--- Begin Exercise materials ---
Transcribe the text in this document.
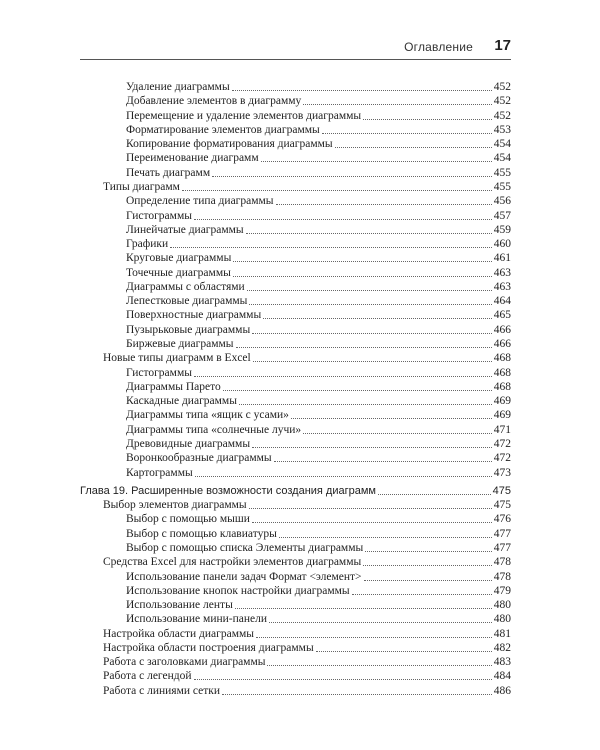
Оглавление 17
Удаление диаграммы	452
Добавление элементов в диаграмму	452
Перемещение и удаление элементов диаграммы	452
Форматирование элементов диаграммы	453
Копирование форматирования диаграммы	454
Переименование диаграмм	454
Печать диаграмм	455
Типы диаграмм	455
Определение типа диаграммы	456
Гистограммы	457
Линейчатые диаграммы	459
Графики	460
Круговые диаграммы	461
Точечные диаграммы	463
Диаграммы с областями	463
Лепестковые диаграммы	464
Поверхностные диаграммы	465
Пузырьковые диаграммы	466
Биржевые диаграммы	466
Новые типы диаграмм в Excel	468
Гистограммы	468
Диаграммы Парето	468
Каскадные диаграммы	469
Диаграммы типа «ящик с усами»	469
Диаграммы типа «солнечные лучи»	471
Древовидные диаграммы	472
Воронкообразные диаграммы	472
Картограммы	473
Глава 19. Расширенные возможности создания диаграмм	475
Выбор элементов диаграммы	475
Выбор с помощью мыши	476
Выбор с помощью клавиатуры	477
Выбор с помощью списка Элементы диаграммы	477
Средства Excel для настройки элементов диаграммы	478
Использование панели задач Формат <элемент>	478
Использование кнопок настройки диаграммы	479
Использование ленты	480
Использование мини-панели	480
Настройка области диаграммы	481
Настройка области построения диаграммы	482
Работа с заголовками диаграммы	483
Работа с легендой	484
Работа с линиями сетки	486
--- End Exercise materials ---
* **Given request**
Copy every line in the records above that contains the word "Настройка".

* **The output**
Настройка области диаграммы	481
Настройка области построения диаграммы	482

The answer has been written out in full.